┏━━

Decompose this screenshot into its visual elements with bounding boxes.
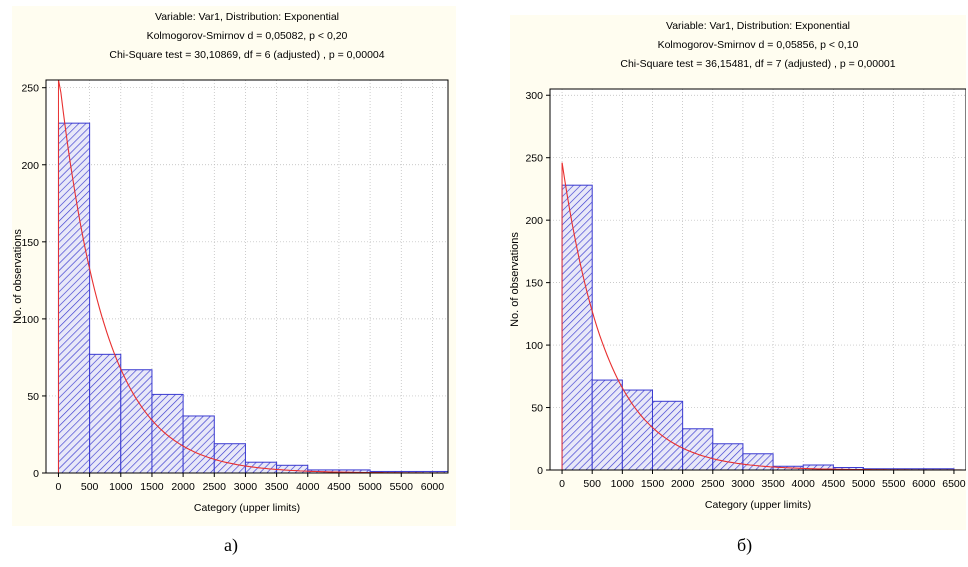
x-axis-label: Category (upper limits) bbox=[705, 499, 811, 511]
x-tick-label: 2500 bbox=[203, 481, 227, 493]
histogram-bar bbox=[682, 428, 714, 471]
x-tick-label: 4500 bbox=[822, 478, 846, 490]
x-tick-label: 1500 bbox=[641, 478, 665, 490]
x-tick-label: 3000 bbox=[731, 478, 755, 490]
histogram-b: Variable: Var1, Distribution: Exponentia… bbox=[509, 15, 967, 530]
y-tick-label: 300 bbox=[525, 90, 543, 102]
x-tick-label: 0 bbox=[559, 478, 565, 490]
y-axis-label: No. of observations bbox=[12, 229, 24, 324]
histogram-bar bbox=[89, 353, 122, 474]
caption-a: а) bbox=[224, 535, 238, 555]
x-tick-label: 4000 bbox=[792, 478, 816, 490]
x-tick-label: 500 bbox=[81, 481, 99, 493]
title-line: Chi-Square test = 36,15481, df = 7 (adju… bbox=[620, 58, 895, 70]
x-tick-label: 3000 bbox=[234, 481, 258, 493]
y-tick-label: 150 bbox=[525, 278, 543, 290]
y-tick-label: 150 bbox=[21, 237, 39, 249]
y-tick-label: 200 bbox=[21, 160, 39, 172]
x-tick-label: 4500 bbox=[327, 481, 351, 493]
histogram-panel-b: Variable: Var1, Distribution: Exponentia… bbox=[509, 15, 967, 530]
histogram-bar bbox=[591, 379, 623, 471]
histogram-bar bbox=[561, 184, 593, 471]
caption-b: б) bbox=[737, 535, 753, 555]
title-line: Kolmogorov-Smirnov d = 0,05856, p < 0,10 bbox=[658, 39, 859, 51]
plot-frame bbox=[45, 79, 449, 474]
histogram-bar bbox=[57, 122, 91, 474]
x-tick-label: 5000 bbox=[852, 478, 876, 490]
histogram-bar bbox=[213, 443, 246, 474]
x-tick-label: 500 bbox=[583, 478, 601, 490]
title-line: Kolmogorov-Smirnov d = 0,05082, p < 0,20 bbox=[147, 30, 348, 42]
y-tick-label: 100 bbox=[21, 314, 39, 326]
histogram-bar bbox=[621, 389, 653, 471]
y-tick-label: 100 bbox=[525, 340, 543, 352]
histogram-bar bbox=[120, 369, 153, 474]
title-line: Chi-Square test = 30,10869, df = 6 (adju… bbox=[109, 49, 384, 61]
x-tick-label: 5500 bbox=[390, 481, 414, 493]
x-tick-label: 4000 bbox=[296, 481, 320, 493]
histogram-bar bbox=[276, 464, 309, 474]
x-tick-label: 1000 bbox=[109, 481, 133, 493]
x-tick-label: 6500 bbox=[942, 478, 966, 490]
histogram-panel-a: Variable: Var1, Distribution: Exponentia… bbox=[12, 6, 456, 526]
x-tick-label: 6000 bbox=[912, 478, 936, 490]
histogram-bar bbox=[651, 400, 684, 471]
x-tick-label: 1500 bbox=[140, 481, 164, 493]
x-tick-label: 1000 bbox=[611, 478, 635, 490]
y-tick-label: 0 bbox=[537, 465, 543, 477]
histogram-bar bbox=[742, 453, 774, 471]
x-tick-label: 3500 bbox=[761, 478, 785, 490]
y-tick-label: 50 bbox=[531, 403, 543, 415]
x-tick-label: 2000 bbox=[671, 478, 695, 490]
x-tick-label: 0 bbox=[56, 481, 62, 493]
y-axis-label: No. of observations bbox=[510, 232, 521, 327]
y-tick-label: 250 bbox=[21, 83, 39, 95]
x-tick-label: 2500 bbox=[701, 478, 725, 490]
x-tick-label: 2000 bbox=[171, 481, 195, 493]
x-axis-label: Category (upper limits) bbox=[194, 502, 300, 514]
y-tick-label: 50 bbox=[27, 391, 39, 403]
x-tick-label: 6000 bbox=[421, 481, 445, 493]
histogram-bar bbox=[151, 393, 184, 474]
x-tick-label: 5500 bbox=[882, 478, 906, 490]
histogram-bar bbox=[712, 443, 744, 471]
title-line: Variable: Var1, Distribution: Exponentia… bbox=[666, 20, 850, 32]
title-line: Variable: Var1, Distribution: Exponentia… bbox=[155, 11, 339, 23]
x-tick-label: 5000 bbox=[358, 481, 382, 493]
y-tick-label: 0 bbox=[33, 468, 39, 480]
histogram-bar bbox=[182, 415, 215, 474]
y-tick-label: 250 bbox=[525, 153, 543, 165]
y-tick-label: 200 bbox=[525, 215, 543, 227]
histogram-a: Variable: Var1, Distribution: Exponentia… bbox=[12, 6, 456, 526]
x-tick-label: 3500 bbox=[265, 481, 289, 493]
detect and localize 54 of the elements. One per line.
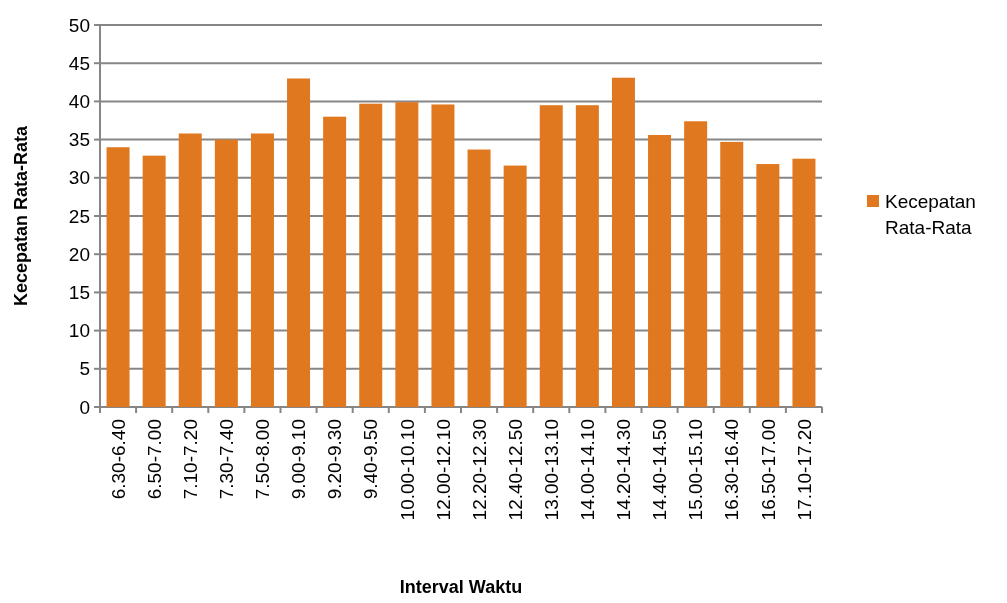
bar	[684, 121, 708, 407]
bar	[503, 165, 527, 407]
bar	[431, 104, 455, 407]
x-tick-label: 6.50-7.00	[143, 419, 165, 500]
bar	[575, 105, 599, 407]
x-tick-label: 12.20-12.30	[468, 419, 490, 521]
x-tick-label: 7.30-7.40	[216, 419, 237, 500]
bar	[648, 135, 672, 407]
x-tick-label: 16.30-16.40	[721, 419, 743, 521]
x-tick-label: 15.00-15.10	[685, 419, 707, 521]
x-tick-label: 14.40-14.50	[649, 419, 671, 521]
y-tick-label: 45	[68, 52, 90, 74]
bar	[250, 133, 274, 407]
y-tick-label: 0	[79, 396, 90, 418]
bar	[611, 77, 635, 407]
x-tick-label: 7.10-7.20	[179, 419, 201, 500]
x-tick-label: 12.00-12.10	[432, 419, 454, 521]
x-tick-label: 13.00-13.10	[540, 419, 562, 521]
y-tick-label: 10	[68, 320, 90, 342]
x-tick-label: 10.00-10.10	[396, 419, 418, 521]
x-tick-label: 9.20-9.30	[324, 419, 346, 500]
x-tick-label: 9.40-9.50	[360, 419, 382, 500]
x-tick-label: 12.40-12.50	[504, 419, 526, 521]
y-tick-label: 35	[68, 129, 90, 151]
bar	[792, 158, 816, 407]
legend-label: Kecepatan Rata-Rata	[885, 190, 976, 239]
x-tick-label: 16.50-17.00	[757, 419, 779, 521]
y-tick-label: 50	[68, 14, 90, 36]
bar	[539, 105, 563, 407]
bar	[720, 141, 744, 407]
bar	[287, 78, 311, 407]
bar	[467, 149, 491, 407]
x-tick-label: 6.30-6.40	[107, 419, 129, 500]
y-tick-label: 15	[68, 282, 90, 304]
x-tick-label: 14.00-14.10	[577, 419, 598, 521]
x-tick-label: 17.10-17.20	[793, 419, 815, 521]
bar	[106, 147, 130, 407]
bar	[142, 155, 166, 407]
bar	[395, 102, 419, 407]
y-tick-label: 20	[68, 243, 90, 265]
bar	[214, 139, 238, 407]
bar	[756, 164, 780, 407]
x-axis-title: Interval Waktu	[399, 577, 523, 597]
x-tick-label: 7.50-8.00	[252, 419, 274, 500]
y-tick-label: 25	[68, 205, 90, 227]
bar	[323, 116, 347, 407]
bar	[359, 103, 383, 407]
y-axis-title: Kecepatan Rata-Rata	[11, 124, 31, 307]
bar	[178, 133, 202, 407]
y-tick-label: 30	[68, 167, 90, 189]
x-tick-label: 14.20-14.30	[613, 419, 635, 521]
y-tick-label: 40	[68, 91, 90, 113]
x-tick-label: 9.00-9.10	[288, 419, 310, 500]
y-tick-label: 5	[79, 358, 90, 380]
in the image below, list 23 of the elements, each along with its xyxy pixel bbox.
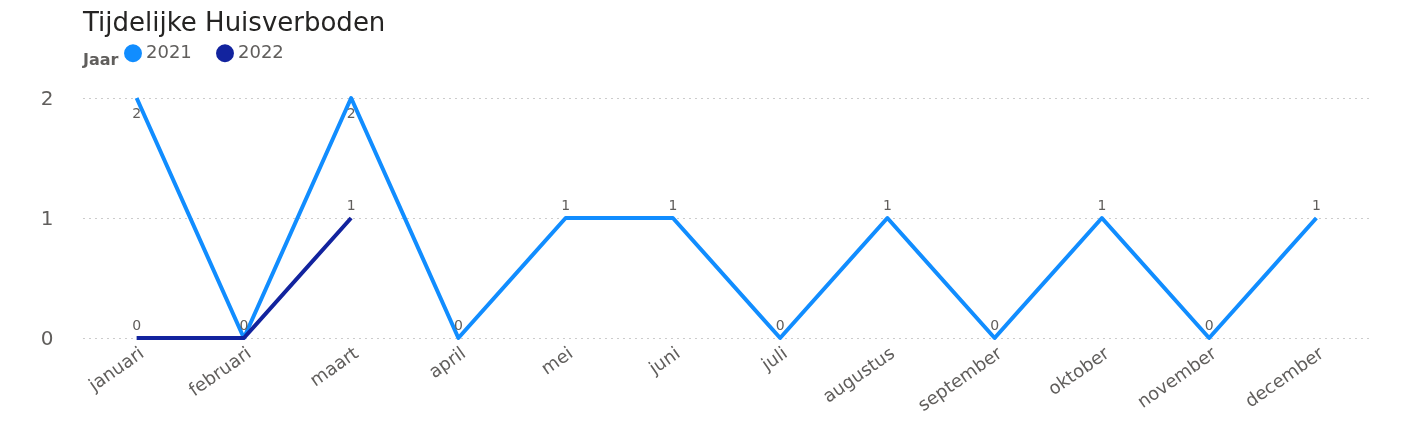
data-label: 0 xyxy=(1204,317,1214,333)
y-tick-label: 1 xyxy=(40,205,54,230)
data-label: 2 xyxy=(132,105,142,121)
data-label: 0 xyxy=(990,317,1000,333)
data-label: 2 xyxy=(346,105,356,121)
legend-title: Jaar xyxy=(82,50,119,69)
data-label: 0 xyxy=(132,317,142,333)
data-label: 1 xyxy=(1311,197,1321,213)
legend-label: 2022 xyxy=(238,41,284,63)
data-label: 1 xyxy=(561,197,571,213)
x-tick-label: mei xyxy=(536,342,577,379)
data-label: 0 xyxy=(239,317,249,333)
data-label: 1 xyxy=(668,197,678,213)
chart-title: Tijdelijke Huisverboden xyxy=(82,7,386,37)
y-tick-label: 2 xyxy=(40,85,54,110)
x-tick-label: juli xyxy=(756,342,791,375)
data-label: 0 xyxy=(775,317,785,333)
data-label: 1 xyxy=(882,197,892,213)
y-tick-label: 0 xyxy=(40,325,54,350)
data-label: 0 xyxy=(453,317,463,333)
data-label: 1 xyxy=(346,197,356,213)
data-label: 1 xyxy=(1097,197,1107,213)
legend-label: 2021 xyxy=(146,41,192,63)
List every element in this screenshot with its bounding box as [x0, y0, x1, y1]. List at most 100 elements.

┗━━

WHAT THE TASK ASKS: Format the lines of the material between the lines holding "121, 708, 407]" and "135, 672, 407]", inclusive, as a Markdown table with the columns Row and Entry. Number each row and leave out any blank lines.

FULL ANSWER:
| Row | Entry |
|---|---|
| 1 | bar	[684, 121, 708, 407] |
| 2 | bar	[503, 165, 527, 407] |
| 3 | bar	[431, 104, 455, 407] |
| 4 | x-tick-label: 6.50-7.00	[143, 419, 165, 500] |
| 5 | bar	[575, 105, 599, 407] |
| 6 | x-tick-label: 12.20-12.30	[468, 419, 490, 521] |
| 7 | x-tick-label: 7.30-7.40	[216, 419, 237, 500] |
| 8 | bar	[648, 135, 672, 407] |